== WHAT THIS TASK INVOLVES ==
Transcribe each record exactly. Include every one.

== ITEMS ==
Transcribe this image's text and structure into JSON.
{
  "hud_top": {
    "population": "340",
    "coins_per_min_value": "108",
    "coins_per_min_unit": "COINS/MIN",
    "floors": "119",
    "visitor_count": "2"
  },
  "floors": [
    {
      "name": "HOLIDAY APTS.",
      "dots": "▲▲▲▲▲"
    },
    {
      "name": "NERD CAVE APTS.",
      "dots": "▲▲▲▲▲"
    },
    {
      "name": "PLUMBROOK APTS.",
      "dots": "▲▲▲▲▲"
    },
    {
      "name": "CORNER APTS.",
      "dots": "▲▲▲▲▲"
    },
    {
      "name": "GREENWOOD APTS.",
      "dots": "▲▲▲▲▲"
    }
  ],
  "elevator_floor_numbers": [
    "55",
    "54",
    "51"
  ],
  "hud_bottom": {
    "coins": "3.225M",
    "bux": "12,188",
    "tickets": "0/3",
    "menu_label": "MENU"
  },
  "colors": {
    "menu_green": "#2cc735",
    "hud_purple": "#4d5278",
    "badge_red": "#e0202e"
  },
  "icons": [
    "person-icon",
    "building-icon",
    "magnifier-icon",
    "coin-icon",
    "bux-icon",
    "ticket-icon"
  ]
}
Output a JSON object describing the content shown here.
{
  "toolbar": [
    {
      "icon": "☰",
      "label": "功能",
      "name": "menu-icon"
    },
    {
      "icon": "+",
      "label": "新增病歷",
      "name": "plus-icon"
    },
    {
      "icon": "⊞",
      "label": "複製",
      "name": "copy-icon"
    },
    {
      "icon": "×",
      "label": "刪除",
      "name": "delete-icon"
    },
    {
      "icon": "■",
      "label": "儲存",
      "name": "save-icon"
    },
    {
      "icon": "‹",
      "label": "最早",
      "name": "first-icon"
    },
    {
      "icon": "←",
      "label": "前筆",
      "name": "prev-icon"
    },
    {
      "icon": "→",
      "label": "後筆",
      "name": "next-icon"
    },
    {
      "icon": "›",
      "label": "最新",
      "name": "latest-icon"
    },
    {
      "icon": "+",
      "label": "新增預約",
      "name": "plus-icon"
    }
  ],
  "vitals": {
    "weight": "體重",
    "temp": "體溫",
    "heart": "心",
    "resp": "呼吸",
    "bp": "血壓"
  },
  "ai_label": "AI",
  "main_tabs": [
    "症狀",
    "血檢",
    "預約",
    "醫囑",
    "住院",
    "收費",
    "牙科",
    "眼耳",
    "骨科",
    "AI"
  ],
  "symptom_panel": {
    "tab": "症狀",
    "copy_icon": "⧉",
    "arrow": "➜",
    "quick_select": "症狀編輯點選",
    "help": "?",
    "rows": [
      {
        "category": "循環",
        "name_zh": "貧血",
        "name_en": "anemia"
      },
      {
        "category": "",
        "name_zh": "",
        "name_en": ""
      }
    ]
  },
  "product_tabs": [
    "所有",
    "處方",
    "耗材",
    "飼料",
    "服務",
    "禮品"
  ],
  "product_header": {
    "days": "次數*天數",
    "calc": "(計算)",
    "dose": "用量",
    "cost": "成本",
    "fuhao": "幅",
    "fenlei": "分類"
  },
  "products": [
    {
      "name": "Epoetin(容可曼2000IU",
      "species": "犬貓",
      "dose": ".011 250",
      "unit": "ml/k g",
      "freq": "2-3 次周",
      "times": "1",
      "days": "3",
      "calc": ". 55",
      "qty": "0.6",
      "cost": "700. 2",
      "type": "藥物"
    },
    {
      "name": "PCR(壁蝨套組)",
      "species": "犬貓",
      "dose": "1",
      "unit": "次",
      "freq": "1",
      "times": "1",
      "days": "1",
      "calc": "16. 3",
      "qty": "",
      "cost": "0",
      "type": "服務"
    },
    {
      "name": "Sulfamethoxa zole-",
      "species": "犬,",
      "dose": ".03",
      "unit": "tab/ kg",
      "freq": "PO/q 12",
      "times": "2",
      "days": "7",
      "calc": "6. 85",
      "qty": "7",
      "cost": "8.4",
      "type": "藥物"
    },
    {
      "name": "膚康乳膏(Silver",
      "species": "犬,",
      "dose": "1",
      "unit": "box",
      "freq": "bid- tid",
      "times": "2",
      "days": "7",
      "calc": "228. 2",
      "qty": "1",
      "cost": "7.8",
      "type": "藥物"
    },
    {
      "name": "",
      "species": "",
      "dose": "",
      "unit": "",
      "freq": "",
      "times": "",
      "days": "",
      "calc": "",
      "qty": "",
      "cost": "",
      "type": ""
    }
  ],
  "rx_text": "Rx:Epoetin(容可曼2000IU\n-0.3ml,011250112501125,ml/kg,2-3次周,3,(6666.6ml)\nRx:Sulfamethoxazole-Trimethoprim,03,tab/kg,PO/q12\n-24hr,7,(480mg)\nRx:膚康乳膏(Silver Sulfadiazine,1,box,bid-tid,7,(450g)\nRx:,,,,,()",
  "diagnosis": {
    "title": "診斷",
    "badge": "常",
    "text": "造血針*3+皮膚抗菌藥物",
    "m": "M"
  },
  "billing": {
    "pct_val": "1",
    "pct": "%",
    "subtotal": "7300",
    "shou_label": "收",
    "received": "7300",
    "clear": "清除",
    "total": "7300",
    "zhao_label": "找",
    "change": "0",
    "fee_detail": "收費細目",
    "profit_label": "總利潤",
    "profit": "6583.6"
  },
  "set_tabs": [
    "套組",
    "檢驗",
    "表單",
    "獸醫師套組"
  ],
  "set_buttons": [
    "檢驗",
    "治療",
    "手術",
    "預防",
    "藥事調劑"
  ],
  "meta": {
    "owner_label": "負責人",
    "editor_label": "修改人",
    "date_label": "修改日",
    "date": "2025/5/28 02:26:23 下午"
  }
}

== ANSWER FOR THIS EXERCISE ==
Transcribe this image's text and structure into JSON.
{
  "hud_top": {
    "population": "340",
    "coins_per_min_value": "108",
    "coins_per_min_unit": "COINS/MIN",
    "floors": "119",
    "visitor_count": "2"
  },
  "floors": [
    {
      "name": "HOLIDAY APTS.",
      "dots": "▲▲▲▲▲"
    },
    {
      "name": "NERD CAVE APTS.",
      "dots": "▲▲▲▲▲"
    },
    {
      "name": "PLUMBROOK APTS.",
      "dots": "▲▲▲▲▲"
    },
    {
      "name": "CORNER APTS.",
      "dots": "▲▲▲▲▲"
    },
    {
      "name": "GREENWOOD APTS.",
      "dots": "▲▲▲▲▲"
    }
  ],
  "elevator_floor_numbers": [
    "55",
    "54",
    "51"
  ],
  "hud_bottom": {
    "coins": "3.225M",
    "bux": "12,188",
    "tickets": "0/3",
    "menu_label": "MENU"
  },
  "colors": {
    "menu_green": "#2cc735",
    "hud_purple": "#4d5278",
    "badge_red": "#e0202e"
  },
  "icons": [
    "person-icon",
    "building-icon",
    "magnifier-icon",
    "coin-icon",
    "bux-icon",
    "ticket-icon"
  ]
}
Output a JSON object describing the content shown here.
{
  "toolbar": [
    {
      "icon": "☰",
      "label": "功能",
      "name": "menu-icon"
    },
    {
      "icon": "+",
      "label": "新增病歷",
      "name": "plus-icon"
    },
    {
      "icon": "⊞",
      "label": "複製",
      "name": "copy-icon"
    },
    {
      "icon": "×",
      "label": "刪除",
      "name": "delete-icon"
    },
    {
      "icon": "■",
      "label": "儲存",
      "name": "save-icon"
    },
    {
      "icon": "‹",
      "label": "最早",
      "name": "first-icon"
    },
    {
      "icon": "←",
      "label": "前筆",
      "name": "prev-icon"
    },
    {
      "icon": "→",
      "label": "後筆",
      "name": "next-icon"
    },
    {
      "icon": "›",
      "label": "最新",
      "name": "latest-icon"
    },
    {
      "icon": "+",
      "label": "新增預約",
      "name": "plus-icon"
    }
  ],
  "vitals": {
    "weight": "體重",
    "temp": "體溫",
    "heart": "心",
    "resp": "呼吸",
    "bp": "血壓"
  },
  "ai_label": "AI",
  "main_tabs": [
    "症狀",
    "血檢",
    "預約",
    "醫囑",
    "住院",
    "收費",
    "牙科",
    "眼耳",
    "骨科",
    "AI"
  ],
  "symptom_panel": {
    "tab": "症狀",
    "copy_icon": "⧉",
    "arrow": "➜",
    "quick_select": "症狀編輯點選",
    "help": "?",
    "rows": [
      {
        "category": "循環",
        "name_zh": "貧血",
        "name_en": "anemia"
      },
      {
        "category": "",
        "name_zh": "",
        "name_en": ""
      }
    ]
  },
  "product_tabs": [
    "所有",
    "處方",
    "耗材",
    "飼料",
    "服務",
    "禮品"
  ],
  "product_header": {
    "days": "次數*天數",
    "calc": "(計算)",
    "dose": "用量",
    "cost": "成本",
    "fuhao": "幅",
    "fenlei": "分類"
  },
  "products": [
    {
      "name": "Epoetin(容可曼2000IU",
      "species": "犬貓",
      "dose": ".011 250",
      "unit": "ml/k g",
      "freq": "2-3 次周",
      "times": "1",
      "days": "3",
      "calc": ". 55",
      "qty": "0.6",
      "cost": "700. 2",
      "type": "藥物"
    },
    {
      "name": "PCR(壁蝨套組)",
      "species": "犬貓",
      "dose": "1",
      "unit": "次",
      "freq": "1",
      "times": "1",
      "days": "1",
      "calc": "16. 3",
      "qty": "",
      "cost": "0",
      "type": "服務"
    },
    {
      "name": "Sulfamethoxa zole-",
      "species": "犬,",
      "dose": ".03",
      "unit": "tab/ kg",
      "freq": "PO/q 12",
      "times": "2",
      "days": "7",
      "calc": "6. 85",
      "qty": "7",
      "cost": "8.4",
      "type": "藥物"
    },
    {
      "name": "膚康乳膏(Silver",
      "species": "犬,",
      "dose": "1",
      "unit": "box",
      "freq": "bid- tid",
      "times": "2",
      "days": "7",
      "calc": "228. 2",
      "qty": "1",
      "cost": "7.8",
      "type": "藥物"
    },
    {
      "name": "",
      "species": "",
      "dose": "",
      "unit": "",
      "freq": "",
      "times": "",
      "days": "",
      "calc": "",
      "qty": "",
      "cost": "",
      "type": ""
    }
  ],
  "rx_text": "Rx:Epoetin(容可曼2000IU\n-0.3ml,011250112501125,ml/kg,2-3次周,3,(6666.6ml)\nRx:Sulfamethoxazole-Trimethoprim,03,tab/kg,PO/q12\n-24hr,7,(480mg)\nRx:膚康乳膏(Silver Sulfadiazine,1,box,bid-tid,7,(450g)\nRx:,,,,,()",
  "diagnosis": {
    "title": "診斷",
    "badge": "常",
    "text": "造血針*3+皮膚抗菌藥物",
    "m": "M"
  },
  "billing": {
    "pct_val": "1",
    "pct": "%",
    "subtotal": "7300",
    "shou_label": "收",
    "received": "7300",
    "clear": "清除",
    "total": "7300",
    "zhao_label": "找",
    "change": "0",
    "fee_detail": "收費細目",
    "profit_label": "總利潤",
    "profit": "6583.6"
  },
  "set_tabs": [
    "套組",
    "檢驗",
    "表單",
    "獸醫師套組"
  ],
  "set_buttons": [
    "檢驗",
    "治療",
    "手術",
    "預防",
    "藥事調劑"
  ],
  "meta": {
    "owner_label": "負責人",
    "editor_label": "修改人",
    "date_label": "修改日",
    "date": "2025/5/28 02:26:23 下午"
  }
}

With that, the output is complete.